> Short problem
Copy out each line exactly as it appears.

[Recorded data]
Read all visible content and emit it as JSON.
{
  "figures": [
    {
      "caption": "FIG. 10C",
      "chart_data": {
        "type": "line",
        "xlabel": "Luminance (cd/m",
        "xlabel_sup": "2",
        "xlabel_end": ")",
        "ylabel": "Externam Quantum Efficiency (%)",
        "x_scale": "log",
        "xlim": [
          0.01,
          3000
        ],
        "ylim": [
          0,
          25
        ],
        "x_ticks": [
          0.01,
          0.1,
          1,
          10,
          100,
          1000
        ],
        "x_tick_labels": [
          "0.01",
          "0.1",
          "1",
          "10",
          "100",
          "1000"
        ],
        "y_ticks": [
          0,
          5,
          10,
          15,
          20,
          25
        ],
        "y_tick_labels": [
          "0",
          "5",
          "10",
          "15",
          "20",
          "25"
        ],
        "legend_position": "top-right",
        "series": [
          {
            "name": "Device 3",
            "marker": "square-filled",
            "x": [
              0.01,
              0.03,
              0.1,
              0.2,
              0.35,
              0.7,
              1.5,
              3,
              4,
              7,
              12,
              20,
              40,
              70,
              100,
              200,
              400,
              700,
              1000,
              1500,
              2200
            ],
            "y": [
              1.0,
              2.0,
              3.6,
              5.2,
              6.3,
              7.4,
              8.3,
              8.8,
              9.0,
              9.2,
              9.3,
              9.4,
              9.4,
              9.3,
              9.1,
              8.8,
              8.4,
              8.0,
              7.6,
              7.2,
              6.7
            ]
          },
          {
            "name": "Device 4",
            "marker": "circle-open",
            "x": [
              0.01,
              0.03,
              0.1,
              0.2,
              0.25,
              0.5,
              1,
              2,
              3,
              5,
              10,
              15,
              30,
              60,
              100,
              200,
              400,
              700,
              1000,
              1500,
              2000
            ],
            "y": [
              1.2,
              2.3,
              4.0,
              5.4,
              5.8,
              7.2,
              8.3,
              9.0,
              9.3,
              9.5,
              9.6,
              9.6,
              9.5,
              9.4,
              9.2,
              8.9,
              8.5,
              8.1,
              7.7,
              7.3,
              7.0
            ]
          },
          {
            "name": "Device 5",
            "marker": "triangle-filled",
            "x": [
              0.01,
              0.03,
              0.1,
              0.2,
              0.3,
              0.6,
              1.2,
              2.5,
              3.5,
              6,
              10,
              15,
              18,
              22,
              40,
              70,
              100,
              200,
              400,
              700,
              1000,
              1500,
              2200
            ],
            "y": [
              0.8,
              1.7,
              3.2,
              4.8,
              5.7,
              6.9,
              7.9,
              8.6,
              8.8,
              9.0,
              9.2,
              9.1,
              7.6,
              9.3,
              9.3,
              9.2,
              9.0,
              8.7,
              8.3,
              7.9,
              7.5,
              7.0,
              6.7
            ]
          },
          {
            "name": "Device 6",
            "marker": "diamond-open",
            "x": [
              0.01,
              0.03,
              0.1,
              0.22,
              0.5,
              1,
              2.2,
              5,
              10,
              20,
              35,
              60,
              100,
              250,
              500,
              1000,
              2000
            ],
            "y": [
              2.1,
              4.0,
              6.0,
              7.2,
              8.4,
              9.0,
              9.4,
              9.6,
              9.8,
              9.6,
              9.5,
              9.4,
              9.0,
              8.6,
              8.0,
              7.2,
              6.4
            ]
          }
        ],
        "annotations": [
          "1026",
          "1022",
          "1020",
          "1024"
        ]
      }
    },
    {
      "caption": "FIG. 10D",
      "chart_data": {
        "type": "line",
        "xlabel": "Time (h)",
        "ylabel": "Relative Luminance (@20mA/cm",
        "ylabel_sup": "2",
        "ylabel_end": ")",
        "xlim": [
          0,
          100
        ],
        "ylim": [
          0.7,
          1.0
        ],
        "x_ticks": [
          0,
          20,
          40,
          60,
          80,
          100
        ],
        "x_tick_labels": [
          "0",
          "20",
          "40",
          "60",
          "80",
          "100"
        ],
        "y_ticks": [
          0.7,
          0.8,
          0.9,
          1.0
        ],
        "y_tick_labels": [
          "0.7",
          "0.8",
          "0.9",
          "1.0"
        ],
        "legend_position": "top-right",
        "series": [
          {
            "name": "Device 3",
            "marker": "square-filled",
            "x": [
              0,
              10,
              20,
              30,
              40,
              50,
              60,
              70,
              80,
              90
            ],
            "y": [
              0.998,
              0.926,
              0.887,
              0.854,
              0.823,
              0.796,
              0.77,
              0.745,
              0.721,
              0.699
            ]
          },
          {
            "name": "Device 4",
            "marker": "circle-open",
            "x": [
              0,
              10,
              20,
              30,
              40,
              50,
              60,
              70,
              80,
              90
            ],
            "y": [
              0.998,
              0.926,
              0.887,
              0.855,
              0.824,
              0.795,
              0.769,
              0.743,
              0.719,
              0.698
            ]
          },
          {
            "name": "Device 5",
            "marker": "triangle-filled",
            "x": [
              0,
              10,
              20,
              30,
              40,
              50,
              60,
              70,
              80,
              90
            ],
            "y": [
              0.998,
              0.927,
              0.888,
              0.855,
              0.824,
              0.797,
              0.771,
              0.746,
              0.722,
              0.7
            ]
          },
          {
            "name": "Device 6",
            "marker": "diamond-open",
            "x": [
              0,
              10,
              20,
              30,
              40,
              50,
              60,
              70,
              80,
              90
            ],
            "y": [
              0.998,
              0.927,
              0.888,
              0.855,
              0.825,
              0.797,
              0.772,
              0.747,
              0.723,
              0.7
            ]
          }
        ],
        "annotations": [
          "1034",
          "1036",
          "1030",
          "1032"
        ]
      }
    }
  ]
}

> Correct output
Read all visible content and emit it as JSON.
{
  "figures": [
    {
      "caption": "FIG. 10C",
      "chart_data": {
        "type": "line",
        "xlabel": "Luminance (cd/m",
        "xlabel_sup": "2",
        "xlabel_end": ")",
        "ylabel": "Externam Quantum Efficiency (%)",
        "x_scale": "log",
        "xlim": [
          0.01,
          3000
        ],
        "ylim": [
          0,
          25
        ],
        "x_ticks": [
          0.01,
          0.1,
          1,
          10,
          100,
          1000
        ],
        "x_tick_labels": [
          "0.01",
          "0.1",
          "1",
          "10",
          "100",
          "1000"
        ],
        "y_ticks": [
          0,
          5,
          10,
          15,
          20,
          25
        ],
        "y_tick_labels": [
          "0",
          "5",
          "10",
          "15",
          "20",
          "25"
        ],
        "legend_position": "top-right",
        "series": [
          {
            "name": "Device 3",
            "marker": "square-filled",
            "x": [
              0.01,
              0.03,
              0.1,
              0.2,
              0.35,
              0.7,
              1.5,
              3,
              4,
              7,
              12,
              20,
              40,
              70,
              100,
              200,
              400,
              700,
              1000,
              1500,
              2200
            ],
            "y": [
              1.0,
              2.0,
              3.6,
              5.2,
              6.3,
              7.4,
              8.3,
              8.8,
              9.0,
              9.2,
              9.3,
              9.4,
              9.4,
              9.3,
              9.1,
              8.8,
              8.4,
              8.0,
              7.6,
              7.2,
              6.7
            ]
          },
          {
            "name": "Device 4",
            "marker": "circle-open",
            "x": [
              0.01,
              0.03,
              0.1,
              0.2,
              0.25,
              0.5,
              1,
              2,
              3,
              5,
              10,
              15,
              30,
              60,
              100,
              200,
              400,
              700,
              1000,
              1500,
              2000
            ],
            "y": [
              1.2,
              2.3,
              4.0,
              5.4,
              5.8,
              7.2,
              8.3,
              9.0,
              9.3,
              9.5,
              9.6,
              9.6,
              9.5,
              9.4,
              9.2,
              8.9,
              8.5,
              8.1,
              7.7,
              7.3,
              7.0
            ]
          },
          {
            "name": "Device 5",
            "marker": "triangle-filled",
            "x": [
              0.01,
              0.03,
              0.1,
              0.2,
              0.3,
              0.6,
              1.2,
              2.5,
              3.5,
              6,
              10,
              15,
              18,
              22,
              40,
              70,
              100,
              200,
              400,
              700,
              1000,
              1500,
              2200
            ],
            "y": [
              0.8,
              1.7,
              3.2,
              4.8,
              5.7,
              6.9,
              7.9,
              8.6,
              8.8,
              9.0,
              9.2,
              9.1,
              7.6,
              9.3,
              9.3,
              9.2,
              9.0,
              8.7,
              8.3,
              7.9,
              7.5,
              7.0,
              6.7
            ]
          },
          {
            "name": "Device 6",
            "marker": "diamond-open",
            "x": [
              0.01,
              0.03,
              0.1,
              0.22,
              0.5,
              1,
              2.2,
              5,
              10,
              20,
              35,
              60,
              100,
              250,
              500,
              1000,
              2000
            ],
            "y": [
              2.1,
              4.0,
              6.0,
              7.2,
              8.4,
              9.0,
              9.4,
              9.6,
              9.8,
              9.6,
              9.5,
              9.4,
              9.0,
              8.6,
              8.0,
              7.2,
              6.4
            ]
          }
        ],
        "annotations": [
          "1026",
          "1022",
          "1020",
          "1024"
        ]
      }
    },
    {
      "caption": "FIG. 10D",
      "chart_data": {
        "type": "line",
        "xlabel": "Time (h)",
        "ylabel": "Relative Luminance (@20mA/cm",
        "ylabel_sup": "2",
        "ylabel_end": ")",
        "xlim": [
          0,
          100
        ],
        "ylim": [
          0.7,
          1.0
        ],
        "x_ticks": [
          0,
          20,
          40,
          60,
          80,
          100
        ],
        "x_tick_labels": [
          "0",
          "20",
          "40",
          "60",
          "80",
          "100"
        ],
        "y_ticks": [
          0.7,
          0.8,
          0.9,
          1.0
        ],
        "y_tick_labels": [
          "0.7",
          "0.8",
          "0.9",
          "1.0"
        ],
        "legend_position": "top-right",
        "series": [
          {
            "name": "Device 3",
            "marker": "square-filled",
            "x": [
              0,
              10,
              20,
              30,
              40,
              50,
              60,
              70,
              80,
              90
            ],
            "y": [
              0.998,
              0.926,
              0.887,
              0.854,
              0.823,
              0.796,
              0.77,
              0.745,
              0.721,
              0.699
            ]
          },
          {
            "name": "Device 4",
            "marker": "circle-open",
            "x": [
              0,
              10,
              20,
              30,
              40,
              50,
              60,
              70,
              80,
              90
            ],
            "y": [
              0.998,
              0.926,
              0.887,
              0.855,
              0.824,
              0.795,
              0.769,
              0.743,
              0.719,
              0.698
            ]
          },
          {
            "name": "Device 5",
            "marker": "triangle-filled",
            "x": [
              0,
              10,
              20,
              30,
              40,
              50,
              60,
              70,
              80,
              90
            ],
            "y": [
              0.998,
              0.927,
              0.888,
              0.855,
              0.824,
              0.797,
              0.771,
              0.746,
              0.722,
              0.7
            ]
          },
          {
            "name": "Device 6",
            "marker": "diamond-open",
            "x": [
              0,
              10,
              20,
              30,
              40,
              50,
              60,
              70,
              80,
              90
            ],
            "y": [
              0.998,
              0.927,
              0.888,
              0.855,
              0.825,
              0.797,
              0.772,
              0.747,
              0.723,
              0.7
            ]
          }
        ],
        "annotations": [
          "1034",
          "1036",
          "1030",
          "1032"
        ]
      }
    }
  ]
}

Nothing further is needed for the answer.